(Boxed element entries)
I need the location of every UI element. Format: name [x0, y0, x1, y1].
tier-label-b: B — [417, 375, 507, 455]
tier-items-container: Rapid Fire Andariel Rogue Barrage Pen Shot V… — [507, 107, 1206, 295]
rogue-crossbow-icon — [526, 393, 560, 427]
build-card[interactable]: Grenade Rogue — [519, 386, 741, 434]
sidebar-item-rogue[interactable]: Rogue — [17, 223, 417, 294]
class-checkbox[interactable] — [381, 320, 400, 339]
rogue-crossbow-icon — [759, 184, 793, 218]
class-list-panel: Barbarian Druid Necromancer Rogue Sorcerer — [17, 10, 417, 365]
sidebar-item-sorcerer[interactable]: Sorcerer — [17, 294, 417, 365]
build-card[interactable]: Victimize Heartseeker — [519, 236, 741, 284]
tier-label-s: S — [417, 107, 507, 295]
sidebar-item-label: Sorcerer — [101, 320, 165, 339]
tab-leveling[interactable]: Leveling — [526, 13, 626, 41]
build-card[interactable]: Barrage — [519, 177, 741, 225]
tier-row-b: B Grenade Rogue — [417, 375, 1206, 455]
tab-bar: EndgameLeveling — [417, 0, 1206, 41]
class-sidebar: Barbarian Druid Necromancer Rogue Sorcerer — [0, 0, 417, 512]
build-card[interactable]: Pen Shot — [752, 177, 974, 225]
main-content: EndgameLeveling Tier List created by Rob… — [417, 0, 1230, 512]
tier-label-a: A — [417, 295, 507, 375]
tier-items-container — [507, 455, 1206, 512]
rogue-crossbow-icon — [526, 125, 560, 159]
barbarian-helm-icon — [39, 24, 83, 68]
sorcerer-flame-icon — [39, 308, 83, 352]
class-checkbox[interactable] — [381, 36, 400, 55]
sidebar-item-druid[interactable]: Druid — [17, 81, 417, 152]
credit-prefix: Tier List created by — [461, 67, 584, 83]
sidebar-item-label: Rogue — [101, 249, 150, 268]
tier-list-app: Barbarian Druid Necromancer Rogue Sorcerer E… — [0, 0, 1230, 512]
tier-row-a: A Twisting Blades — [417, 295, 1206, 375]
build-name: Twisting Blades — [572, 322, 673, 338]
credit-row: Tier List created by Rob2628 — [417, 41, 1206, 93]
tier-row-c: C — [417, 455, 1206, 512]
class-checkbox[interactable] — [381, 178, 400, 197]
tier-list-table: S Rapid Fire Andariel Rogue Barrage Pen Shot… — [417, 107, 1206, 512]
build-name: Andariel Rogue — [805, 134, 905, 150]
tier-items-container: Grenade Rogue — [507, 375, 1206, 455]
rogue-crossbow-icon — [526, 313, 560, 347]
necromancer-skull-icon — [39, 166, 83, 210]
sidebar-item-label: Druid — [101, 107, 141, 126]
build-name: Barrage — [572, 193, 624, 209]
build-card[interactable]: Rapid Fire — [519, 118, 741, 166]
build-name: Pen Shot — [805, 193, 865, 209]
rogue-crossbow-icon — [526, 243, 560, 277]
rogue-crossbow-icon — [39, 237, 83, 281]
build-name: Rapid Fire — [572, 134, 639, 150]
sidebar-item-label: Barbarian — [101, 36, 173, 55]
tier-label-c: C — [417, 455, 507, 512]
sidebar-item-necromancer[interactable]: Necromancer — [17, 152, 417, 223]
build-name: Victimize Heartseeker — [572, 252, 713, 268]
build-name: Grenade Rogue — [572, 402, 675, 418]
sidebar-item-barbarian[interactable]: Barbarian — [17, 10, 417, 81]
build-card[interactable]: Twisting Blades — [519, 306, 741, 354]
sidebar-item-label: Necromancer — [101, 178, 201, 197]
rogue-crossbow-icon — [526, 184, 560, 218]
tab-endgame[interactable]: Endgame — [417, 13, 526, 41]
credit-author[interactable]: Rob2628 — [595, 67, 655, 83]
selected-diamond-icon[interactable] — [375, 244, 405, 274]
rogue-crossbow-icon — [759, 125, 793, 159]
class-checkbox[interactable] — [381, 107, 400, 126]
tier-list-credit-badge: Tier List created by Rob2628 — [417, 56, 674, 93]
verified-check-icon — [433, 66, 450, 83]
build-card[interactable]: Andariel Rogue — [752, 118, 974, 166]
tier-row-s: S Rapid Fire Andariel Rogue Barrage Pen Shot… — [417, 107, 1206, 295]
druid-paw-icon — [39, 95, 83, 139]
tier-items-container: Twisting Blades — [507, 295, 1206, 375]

◆ TASK PROMPT:
Please copy out every one of the lines above with no changes.

◆ REPLY:
I need the location of every UI element. Format: name [x0, y0, x1, y1].
tier-label-b: B — [417, 375, 507, 455]
tier-items-container: Rapid Fire Andariel Rogue Barrage Pen Shot V… — [507, 107, 1206, 295]
rogue-crossbow-icon — [526, 393, 560, 427]
build-card[interactable]: Grenade Rogue — [519, 386, 741, 434]
sidebar-item-rogue[interactable]: Rogue — [17, 223, 417, 294]
class-checkbox[interactable] — [381, 320, 400, 339]
rogue-crossbow-icon — [759, 184, 793, 218]
class-list-panel: Barbarian Druid Necromancer Rogue Sorcerer — [17, 10, 417, 365]
sidebar-item-sorcerer[interactable]: Sorcerer — [17, 294, 417, 365]
build-card[interactable]: Victimize Heartseeker — [519, 236, 741, 284]
tier-label-s: S — [417, 107, 507, 295]
sidebar-item-label: Sorcerer — [101, 320, 165, 339]
tab-leveling[interactable]: Leveling — [526, 13, 626, 41]
build-card[interactable]: Barrage — [519, 177, 741, 225]
tier-row-b: B Grenade Rogue — [417, 375, 1206, 455]
tab-bar: EndgameLeveling — [417, 0, 1206, 41]
class-sidebar: Barbarian Druid Necromancer Rogue Sorcerer — [0, 0, 417, 512]
build-card[interactable]: Pen Shot — [752, 177, 974, 225]
main-content: EndgameLeveling Tier List created by Rob… — [417, 0, 1230, 512]
tier-label-a: A — [417, 295, 507, 375]
tier-items-container — [507, 455, 1206, 512]
rogue-crossbow-icon — [526, 125, 560, 159]
barbarian-helm-icon — [39, 24, 83, 68]
sorcerer-flame-icon — [39, 308, 83, 352]
class-checkbox[interactable] — [381, 36, 400, 55]
sidebar-item-druid[interactable]: Druid — [17, 81, 417, 152]
credit-prefix: Tier List created by — [461, 67, 584, 83]
sidebar-item-label: Rogue — [101, 249, 150, 268]
tier-list-app: Barbarian Druid Necromancer Rogue Sorcerer E… — [0, 0, 1230, 512]
tier-row-a: A Twisting Blades — [417, 295, 1206, 375]
build-name: Twisting Blades — [572, 322, 673, 338]
credit-row: Tier List created by Rob2628 — [417, 41, 1206, 93]
tier-row-c: C — [417, 455, 1206, 512]
class-checkbox[interactable] — [381, 178, 400, 197]
tier-list-table: S Rapid Fire Andariel Rogue Barrage Pen Shot… — [417, 107, 1206, 512]
build-name: Andariel Rogue — [805, 134, 905, 150]
tier-items-container: Grenade Rogue — [507, 375, 1206, 455]
rogue-crossbow-icon — [526, 313, 560, 347]
necromancer-skull-icon — [39, 166, 83, 210]
sidebar-item-label: Druid — [101, 107, 141, 126]
build-name: Barrage — [572, 193, 624, 209]
build-card[interactable]: Rapid Fire — [519, 118, 741, 166]
build-name: Pen Shot — [805, 193, 865, 209]
rogue-crossbow-icon — [526, 243, 560, 277]
rogue-crossbow-icon — [39, 237, 83, 281]
build-name: Rapid Fire — [572, 134, 639, 150]
sidebar-item-label: Barbarian — [101, 36, 173, 55]
tier-label-c: C — [417, 455, 507, 512]
sidebar-item-necromancer[interactable]: Necromancer — [17, 152, 417, 223]
build-name: Victimize Heartseeker — [572, 252, 713, 268]
build-name: Grenade Rogue — [572, 402, 675, 418]
sidebar-item-barbarian[interactable]: Barbarian — [17, 10, 417, 81]
build-card[interactable]: Twisting Blades — [519, 306, 741, 354]
sidebar-item-label: Necromancer — [101, 178, 201, 197]
rogue-crossbow-icon — [526, 184, 560, 218]
tab-endgame[interactable]: Endgame — [417, 13, 526, 41]
credit-author[interactable]: Rob2628 — [595, 67, 655, 83]
selected-diamond-icon[interactable] — [375, 244, 405, 274]
rogue-crossbow-icon — [759, 125, 793, 159]
class-checkbox[interactable] — [381, 107, 400, 126]
tier-list-credit-badge: Tier List created by Rob2628 — [417, 56, 674, 93]
verified-check-icon — [433, 66, 450, 83]
build-card[interactable]: Andariel Rogue — [752, 118, 974, 166]
tier-row-s: S Rapid Fire Andariel Rogue Barrage Pen Shot… — [417, 107, 1206, 295]
druid-paw-icon — [39, 95, 83, 139]
tier-items-container: Twisting Blades — [507, 295, 1206, 375]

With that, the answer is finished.